> Extracted text
++++++++++

To avoid springtime battery woes, connect a battery maintainer, sometimes called a smart battery charger or "float" charger, to your bike's battery while it's in storage. This type of charger automatically monitor's battery condition and maintains the proper charge level. It's specifically designed for long-term connection and there's no need to be concerned about overcharging. Battery maintainers come with conventional cables and battery clips, but most also include an easy-to-connect 2-pin SAE harness. The latter can be permanently attached to the battery terminals, with the 2-pin connector positioned where it's easily accessible, making battery maintainer use a snap. You'll find a large selection of battery maintainers in our motorcycle charging units department.
Cover All Openings
Cover your exhaust pipes and air filter to prevent rodents and insects from turning your bike into a winter resort. Wrap plastic bags around the air filter and exhaust pipes or you can plug the pipe openings. We offer universal pipe plugs and model specific airbox covers in our motorcycle cleaning tools department. These are primarily designed to keep water out when your washing the bike but they're ideal for long-term storage use as well. Doing this will also seal out moisture that could corrode your bike's internal engine parts during hibernation. To further prevent corrosion on cylinder walls and piston rings, you can also pull the spark plugs and spray fogging oil into the cylinders.

++++++++++

> Data records
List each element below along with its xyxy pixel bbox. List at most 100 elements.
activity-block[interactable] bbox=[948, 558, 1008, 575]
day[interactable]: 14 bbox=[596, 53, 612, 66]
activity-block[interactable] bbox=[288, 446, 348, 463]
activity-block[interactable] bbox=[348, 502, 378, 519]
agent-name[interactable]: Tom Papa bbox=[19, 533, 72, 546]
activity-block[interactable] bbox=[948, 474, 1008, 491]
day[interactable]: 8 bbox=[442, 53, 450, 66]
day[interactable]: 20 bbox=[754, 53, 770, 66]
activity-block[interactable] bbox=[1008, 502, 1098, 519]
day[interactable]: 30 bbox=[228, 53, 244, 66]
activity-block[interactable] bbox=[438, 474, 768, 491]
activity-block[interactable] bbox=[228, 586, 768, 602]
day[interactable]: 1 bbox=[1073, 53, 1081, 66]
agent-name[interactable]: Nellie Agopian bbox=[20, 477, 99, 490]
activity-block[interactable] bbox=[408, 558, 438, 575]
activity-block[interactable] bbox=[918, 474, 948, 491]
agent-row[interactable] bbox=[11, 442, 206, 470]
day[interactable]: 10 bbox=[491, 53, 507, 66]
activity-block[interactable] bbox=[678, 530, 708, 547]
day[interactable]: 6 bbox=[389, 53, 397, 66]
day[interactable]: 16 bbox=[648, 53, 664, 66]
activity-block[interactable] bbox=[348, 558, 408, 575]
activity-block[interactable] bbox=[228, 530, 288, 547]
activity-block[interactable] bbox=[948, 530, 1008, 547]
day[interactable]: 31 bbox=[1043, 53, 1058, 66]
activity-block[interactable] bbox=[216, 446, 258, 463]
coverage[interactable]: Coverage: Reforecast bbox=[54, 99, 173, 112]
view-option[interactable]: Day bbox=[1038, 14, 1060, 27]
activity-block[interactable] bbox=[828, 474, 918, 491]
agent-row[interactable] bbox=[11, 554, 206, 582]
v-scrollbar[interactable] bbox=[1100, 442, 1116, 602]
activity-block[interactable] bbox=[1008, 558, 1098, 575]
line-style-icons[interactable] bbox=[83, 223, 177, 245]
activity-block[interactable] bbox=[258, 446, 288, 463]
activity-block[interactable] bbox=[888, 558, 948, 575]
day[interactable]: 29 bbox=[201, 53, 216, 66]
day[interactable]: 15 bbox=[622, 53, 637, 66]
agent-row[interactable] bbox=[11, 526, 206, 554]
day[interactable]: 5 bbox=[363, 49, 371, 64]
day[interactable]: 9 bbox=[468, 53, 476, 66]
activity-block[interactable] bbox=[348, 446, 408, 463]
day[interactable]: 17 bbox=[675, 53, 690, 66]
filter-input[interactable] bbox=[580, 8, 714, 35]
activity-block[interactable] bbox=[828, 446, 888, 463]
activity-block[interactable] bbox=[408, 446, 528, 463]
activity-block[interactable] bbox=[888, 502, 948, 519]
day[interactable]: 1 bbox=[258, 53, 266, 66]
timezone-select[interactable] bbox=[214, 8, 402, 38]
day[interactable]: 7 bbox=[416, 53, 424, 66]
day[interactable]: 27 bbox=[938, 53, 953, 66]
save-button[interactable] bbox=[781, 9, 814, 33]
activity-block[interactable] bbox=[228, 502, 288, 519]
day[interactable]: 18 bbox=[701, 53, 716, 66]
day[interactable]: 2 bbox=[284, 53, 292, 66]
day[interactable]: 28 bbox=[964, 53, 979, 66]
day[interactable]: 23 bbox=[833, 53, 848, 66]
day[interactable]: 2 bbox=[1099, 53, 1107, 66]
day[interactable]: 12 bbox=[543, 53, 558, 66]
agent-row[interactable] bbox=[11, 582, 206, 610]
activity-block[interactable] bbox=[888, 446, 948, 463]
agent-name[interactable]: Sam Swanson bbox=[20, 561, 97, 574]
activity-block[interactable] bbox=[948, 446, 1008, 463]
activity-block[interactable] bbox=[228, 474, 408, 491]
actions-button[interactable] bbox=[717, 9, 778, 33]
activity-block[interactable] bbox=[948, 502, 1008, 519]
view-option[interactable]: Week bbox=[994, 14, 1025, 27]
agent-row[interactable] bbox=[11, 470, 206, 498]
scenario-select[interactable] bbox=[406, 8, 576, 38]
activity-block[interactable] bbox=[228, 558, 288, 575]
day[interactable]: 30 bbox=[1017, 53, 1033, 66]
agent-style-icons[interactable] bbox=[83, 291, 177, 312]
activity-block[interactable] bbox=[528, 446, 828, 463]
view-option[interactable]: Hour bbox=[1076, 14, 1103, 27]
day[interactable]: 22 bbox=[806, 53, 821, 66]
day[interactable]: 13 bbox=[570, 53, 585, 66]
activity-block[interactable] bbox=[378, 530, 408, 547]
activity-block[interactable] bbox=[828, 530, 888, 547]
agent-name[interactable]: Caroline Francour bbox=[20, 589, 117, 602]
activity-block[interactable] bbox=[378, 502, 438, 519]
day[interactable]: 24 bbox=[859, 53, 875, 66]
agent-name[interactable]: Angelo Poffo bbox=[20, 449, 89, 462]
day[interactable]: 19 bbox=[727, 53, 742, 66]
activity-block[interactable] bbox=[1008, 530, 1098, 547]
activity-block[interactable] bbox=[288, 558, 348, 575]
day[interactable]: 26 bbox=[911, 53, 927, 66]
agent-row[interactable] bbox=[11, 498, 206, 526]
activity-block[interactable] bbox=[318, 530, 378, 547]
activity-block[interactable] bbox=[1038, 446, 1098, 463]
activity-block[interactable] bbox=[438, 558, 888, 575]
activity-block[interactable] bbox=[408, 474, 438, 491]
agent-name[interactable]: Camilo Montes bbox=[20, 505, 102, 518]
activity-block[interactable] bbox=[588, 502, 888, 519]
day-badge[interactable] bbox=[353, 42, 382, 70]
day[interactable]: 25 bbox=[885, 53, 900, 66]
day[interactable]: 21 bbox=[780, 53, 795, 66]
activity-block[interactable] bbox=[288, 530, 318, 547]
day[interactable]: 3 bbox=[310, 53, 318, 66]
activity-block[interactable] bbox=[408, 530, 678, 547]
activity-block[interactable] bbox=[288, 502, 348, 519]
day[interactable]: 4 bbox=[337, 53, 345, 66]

++++++++++

> Apply what you read
a – Reproduce verbatim the stretch of the motorcycle storage tips from "Cover All Openings" through "into the cylinders.".
b – According to the motorcycle storage tips, what can be sprayed into the cylinders after the spark plugs are pulled?
c – Resume the motorcycle storage tips after their final sentence, carrying them forward in the same manner.

> Answers
a –
Cover All Openings
Cover your exhaust pipes and air filter to prevent rodents and insects from turning your bike into a winter resort. Wrap plastic bags around the air filter and exhaust pipes or you can plug the pipe openings. We offer universal pipe plugs and model specific airbox covers in our motorcycle cleaning tools department. These are primarily designed to keep water out when your washing the bike but they're ideal for long-term storage use as well. Doing this will also seal out moisture that could corrode your bike's internal engine parts during hibernation. To further prevent corrosion on cylinder walls and piston rings, you can also pull the spark plugs and spray fogging oil into the cylinders.

b – Fogging oil.

c –
Cover The Bike
Even if you store your motorcycle indoors, away from the elements, you should keep it covered. There's always dust in the air, and it can act like a fine abrasive and leave scratches if it's rubbed into the paint. Plus, if you're like most enthusiasts and DIYers, the garage is also your workshop, and airborne particles from sanding, polishing and painting projects can drift over onto your bike's finish. A cover will provide a barrier between your motorcycle and potential damage. But don't just use something like an old tarp that can trap moisture underneath in damp areas and regions with high humidity, leaving you with a rusty bike come springtime. Invest in a lightweight breathable motorcycle cover designed for indoor storage. A quality indoor cover will protect your motorcycle from dust, dirt and corrosion due to moisture buildup, and accidental damage from light contact, preserving the finish.
However, if outdoor storage is your only alternative, you need a cover that's more than dust-proof, but also weatherproof and UV-resistant. The ideal outdoor cover should shed water but also be breathable to allow moisture to escape. It should also provide protection from UV rays to prevent fading. There should be elastic at the bottom to hold the cover in place and/or grommets, so the cover can be secured during severe weather. In our motorcycle covers department, we offer universal, semi-custom and full custom indoor, outdoor, and indoor/outdoor motorcycle covers for all sizes and types of motorcycles, including bikes with windshields, fairings, saddlebags, sissy bars and other equipment.